§ Aim of the exercise:
Transcribe the material in full, exactly as written.

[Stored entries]
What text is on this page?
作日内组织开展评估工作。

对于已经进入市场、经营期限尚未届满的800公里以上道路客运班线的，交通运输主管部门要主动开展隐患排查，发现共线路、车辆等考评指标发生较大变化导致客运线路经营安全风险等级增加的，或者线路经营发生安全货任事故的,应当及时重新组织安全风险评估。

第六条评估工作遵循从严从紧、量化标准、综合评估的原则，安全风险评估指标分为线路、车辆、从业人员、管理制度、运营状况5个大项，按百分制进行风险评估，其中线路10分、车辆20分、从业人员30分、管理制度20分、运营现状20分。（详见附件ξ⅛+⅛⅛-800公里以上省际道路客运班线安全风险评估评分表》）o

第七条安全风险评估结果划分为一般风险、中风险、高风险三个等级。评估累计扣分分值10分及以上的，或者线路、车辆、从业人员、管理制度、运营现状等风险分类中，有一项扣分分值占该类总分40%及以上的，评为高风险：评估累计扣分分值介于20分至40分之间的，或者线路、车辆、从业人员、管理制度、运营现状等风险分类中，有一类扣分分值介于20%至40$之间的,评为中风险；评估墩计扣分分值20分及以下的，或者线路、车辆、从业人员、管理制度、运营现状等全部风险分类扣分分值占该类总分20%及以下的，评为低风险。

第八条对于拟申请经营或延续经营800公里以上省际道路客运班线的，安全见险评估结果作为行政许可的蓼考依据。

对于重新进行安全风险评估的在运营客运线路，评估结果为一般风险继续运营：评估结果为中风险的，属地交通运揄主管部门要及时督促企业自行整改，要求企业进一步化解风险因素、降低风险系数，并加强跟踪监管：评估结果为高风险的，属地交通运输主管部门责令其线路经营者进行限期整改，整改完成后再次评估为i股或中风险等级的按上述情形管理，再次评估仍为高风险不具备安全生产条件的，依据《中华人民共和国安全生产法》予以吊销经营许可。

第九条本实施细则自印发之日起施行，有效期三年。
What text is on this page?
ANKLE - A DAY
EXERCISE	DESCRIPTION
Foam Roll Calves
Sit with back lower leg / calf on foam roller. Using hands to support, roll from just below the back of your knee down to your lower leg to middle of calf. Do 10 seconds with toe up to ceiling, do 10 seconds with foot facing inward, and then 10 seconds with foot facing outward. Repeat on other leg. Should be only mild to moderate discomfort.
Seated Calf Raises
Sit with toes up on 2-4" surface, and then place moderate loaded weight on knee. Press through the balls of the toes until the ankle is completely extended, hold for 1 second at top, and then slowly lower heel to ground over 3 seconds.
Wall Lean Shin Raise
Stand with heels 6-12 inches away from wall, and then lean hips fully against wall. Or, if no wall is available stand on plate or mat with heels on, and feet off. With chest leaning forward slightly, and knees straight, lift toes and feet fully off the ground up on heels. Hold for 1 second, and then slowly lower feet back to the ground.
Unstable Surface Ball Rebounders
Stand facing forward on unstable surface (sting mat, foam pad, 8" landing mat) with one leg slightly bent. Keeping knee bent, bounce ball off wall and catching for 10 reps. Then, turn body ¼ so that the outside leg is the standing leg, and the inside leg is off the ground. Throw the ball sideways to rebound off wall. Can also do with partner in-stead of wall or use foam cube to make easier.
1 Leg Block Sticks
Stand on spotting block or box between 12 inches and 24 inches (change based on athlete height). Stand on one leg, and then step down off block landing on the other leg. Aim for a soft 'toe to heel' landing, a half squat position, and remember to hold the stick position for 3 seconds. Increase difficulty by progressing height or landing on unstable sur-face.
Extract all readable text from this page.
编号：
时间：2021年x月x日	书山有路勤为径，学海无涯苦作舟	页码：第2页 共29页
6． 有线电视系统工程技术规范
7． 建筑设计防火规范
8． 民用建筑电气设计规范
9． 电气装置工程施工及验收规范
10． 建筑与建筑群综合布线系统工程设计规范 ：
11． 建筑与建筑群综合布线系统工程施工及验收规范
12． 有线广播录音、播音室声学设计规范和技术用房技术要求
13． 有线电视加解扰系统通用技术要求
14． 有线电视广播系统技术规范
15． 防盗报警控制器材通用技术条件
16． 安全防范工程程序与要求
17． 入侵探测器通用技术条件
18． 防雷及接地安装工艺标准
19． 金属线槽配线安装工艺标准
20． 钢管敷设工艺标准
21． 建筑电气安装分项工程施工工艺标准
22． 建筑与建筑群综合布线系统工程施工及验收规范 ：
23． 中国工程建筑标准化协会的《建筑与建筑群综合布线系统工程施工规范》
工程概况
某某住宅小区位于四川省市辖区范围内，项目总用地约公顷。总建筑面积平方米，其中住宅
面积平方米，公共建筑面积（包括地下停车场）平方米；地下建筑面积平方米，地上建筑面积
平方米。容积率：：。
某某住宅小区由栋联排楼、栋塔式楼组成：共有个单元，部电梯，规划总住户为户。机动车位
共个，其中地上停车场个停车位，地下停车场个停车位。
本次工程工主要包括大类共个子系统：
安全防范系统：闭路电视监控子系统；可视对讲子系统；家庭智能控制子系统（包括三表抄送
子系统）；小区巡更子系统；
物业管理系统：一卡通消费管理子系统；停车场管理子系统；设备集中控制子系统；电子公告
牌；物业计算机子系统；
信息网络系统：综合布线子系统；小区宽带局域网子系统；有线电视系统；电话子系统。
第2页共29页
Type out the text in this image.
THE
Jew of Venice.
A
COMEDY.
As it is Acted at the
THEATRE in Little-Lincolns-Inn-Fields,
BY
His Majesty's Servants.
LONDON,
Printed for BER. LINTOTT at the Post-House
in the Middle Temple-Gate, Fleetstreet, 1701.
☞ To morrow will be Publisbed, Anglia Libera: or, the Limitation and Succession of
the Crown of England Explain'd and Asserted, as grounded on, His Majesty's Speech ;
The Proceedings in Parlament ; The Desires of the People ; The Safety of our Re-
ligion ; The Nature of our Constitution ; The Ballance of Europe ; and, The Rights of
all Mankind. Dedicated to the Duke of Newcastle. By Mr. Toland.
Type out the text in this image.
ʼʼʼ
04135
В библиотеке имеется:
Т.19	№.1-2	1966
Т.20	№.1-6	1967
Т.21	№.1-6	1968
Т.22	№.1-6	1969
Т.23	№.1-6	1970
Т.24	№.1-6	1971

§ Right answer:
What text is on this page?
作日内组织开展评估工作。

对于已经进入市场、经营期限尚未届满的800公里以上道路客运班线的，交通运输主管部门要主动开展隐患排查，发现共线路、车辆等考评指标发生较大变化导致客运线路经营安全风险等级增加的，或者线路经营发生安全货任事故的,应当及时重新组织安全风险评估。

第六条评估工作遵循从严从紧、量化标准、综合评估的原则，安全风险评估指标分为线路、车辆、从业人员、管理制度、运营状况5个大项，按百分制进行风险评估，其中线路10分、车辆20分、从业人员30分、管理制度20分、运营现状20分。（详见附件ξ⅛+⅛⅛-800公里以上省际道路客运班线安全风险评估评分表》）o

第七条安全风险评估结果划分为一般风险、中风险、高风险三个等级。评估累计扣分分值10分及以上的，或者线路、车辆、从业人员、管理制度、运营现状等风险分类中，有一项扣分分值占该类总分40%及以上的，评为高风险：评估累计扣分分值介于20分至40分之间的，或者线路、车辆、从业人员、管理制度、运营现状等风险分类中，有一类扣分分值介于20%至40$之间的,评为中风险；评估墩计扣分分值20分及以下的，或者线路、车辆、从业人员、管理制度、运营现状等全部风险分类扣分分值占该类总分20%及以下的，评为低风险。

第八条对于拟申请经营或延续经营800公里以上省际道路客运班线的，安全见险评估结果作为行政许可的蓼考依据。

对于重新进行安全风险评估的在运营客运线路，评估结果为一般风险继续运营：评估结果为中风险的，属地交通运揄主管部门要及时督促企业自行整改，要求企业进一步化解风险因素、降低风险系数，并加强跟踪监管：评估结果为高风险的，属地交通运输主管部门责令其线路经营者进行限期整改，整改完成后再次评估为i股或中风险等级的按上述情形管理，再次评估仍为高风险不具备安全生产条件的，依据《中华人民共和国安全生产法》予以吊销经营许可。

第九条本实施细则自印发之日起施行，有效期三年。
What text is on this page?
ANKLE - A DAY
EXERCISE	DESCRIPTION
Foam Roll Calves
Sit with back lower leg / calf on foam roller. Using hands to support, roll from just below the back of your knee down to your lower leg to middle of calf. Do 10 seconds with toe up to ceiling, do 10 seconds with foot facing inward, and then 10 seconds with foot facing outward. Repeat on other leg. Should be only mild to moderate discomfort.
Seated Calf Raises
Sit with toes up on 2-4" surface, and then place moderate loaded weight on knee. Press through the balls of the toes until the ankle is completely extended, hold for 1 second at top, and then slowly lower heel to ground over 3 seconds.
Wall Lean Shin Raise
Stand with heels 6-12 inches away from wall, and then lean hips fully against wall. Or, if no wall is available stand on plate or mat with heels on, and feet off. With chest leaning forward slightly, and knees straight, lift toes and feet fully off the ground up on heels. Hold for 1 second, and then slowly lower feet back to the ground.
Unstable Surface Ball Rebounders
Stand facing forward on unstable surface (sting mat, foam pad, 8" landing mat) with one leg slightly bent. Keeping knee bent, bounce ball off wall and catching for 10 reps. Then, turn body ¼ so that the outside leg is the standing leg, and the inside leg is off the ground. Throw the ball sideways to rebound off wall. Can also do with partner in-stead of wall or use foam cube to make easier.
1 Leg Block Sticks
Stand on spotting block or box between 12 inches and 24 inches (change based on athlete height). Stand on one leg, and then step down off block landing on the other leg. Aim for a soft 'toe to heel' landing, a half squat position, and remember to hold the stick position for 3 seconds. Increase difficulty by progressing height or landing on unstable sur-face.
Extract all readable text from this page.
编号：
时间：2021年x月x日	书山有路勤为径，学海无涯苦作舟	页码：第2页 共29页
6． 有线电视系统工程技术规范
7． 建筑设计防火规范
8． 民用建筑电气设计规范
9． 电气装置工程施工及验收规范
10． 建筑与建筑群综合布线系统工程设计规范 ：
11． 建筑与建筑群综合布线系统工程施工及验收规范
12． 有线广播录音、播音室声学设计规范和技术用房技术要求
13． 有线电视加解扰系统通用技术要求
14． 有线电视广播系统技术规范
15． 防盗报警控制器材通用技术条件
16． 安全防范工程程序与要求
17． 入侵探测器通用技术条件
18． 防雷及接地安装工艺标准
19． 金属线槽配线安装工艺标准
20． 钢管敷设工艺标准
21． 建筑电气安装分项工程施工工艺标准
22． 建筑与建筑群综合布线系统工程施工及验收规范 ：
23． 中国工程建筑标准化协会的《建筑与建筑群综合布线系统工程施工规范》
工程概况
某某住宅小区位于四川省市辖区范围内，项目总用地约公顷。总建筑面积平方米，其中住宅
面积平方米，公共建筑面积（包括地下停车场）平方米；地下建筑面积平方米，地上建筑面积
平方米。容积率：：。
某某住宅小区由栋联排楼、栋塔式楼组成：共有个单元，部电梯，规划总住户为户。机动车位
共个，其中地上停车场个停车位，地下停车场个停车位。
本次工程工主要包括大类共个子系统：
安全防范系统：闭路电视监控子系统；可视对讲子系统；家庭智能控制子系统（包括三表抄送
子系统）；小区巡更子系统；
物业管理系统：一卡通消费管理子系统；停车场管理子系统；设备集中控制子系统；电子公告
牌；物业计算机子系统；
信息网络系统：综合布线子系统；小区宽带局域网子系统；有线电视系统；电话子系统。
第2页共29页
Type out the text in this image.
THE
Jew of Venice.
A
COMEDY.
As it is Acted at the
THEATRE in Little-Lincolns-Inn-Fields,
BY
His Majesty's Servants.
LONDON,
Printed for BER. LINTOTT at the Post-House
in the Middle Temple-Gate, Fleetstreet, 1701.
☞ To morrow will be Publisbed, Anglia Libera: or, the Limitation and Succession of
the Crown of England Explain'd and Asserted, as grounded on, His Majesty's Speech ;
The Proceedings in Parlament ; The Desires of the People ; The Safety of our Re-
ligion ; The Nature of our Constitution ; The Ballance of Europe ; and, The Rights of
all Mankind. Dedicated to the Duke of Newcastle. By Mr. Toland.
Type out the text in this image.
ʼʼʼ
04135
В библиотеке имеется:
Т.19	№.1-2	1966
Т.20	№.1-6	1967
Т.21	№.1-6	1968
Т.22	№.1-6	1969
Т.23	№.1-6	1970
Т.24	№.1-6	1971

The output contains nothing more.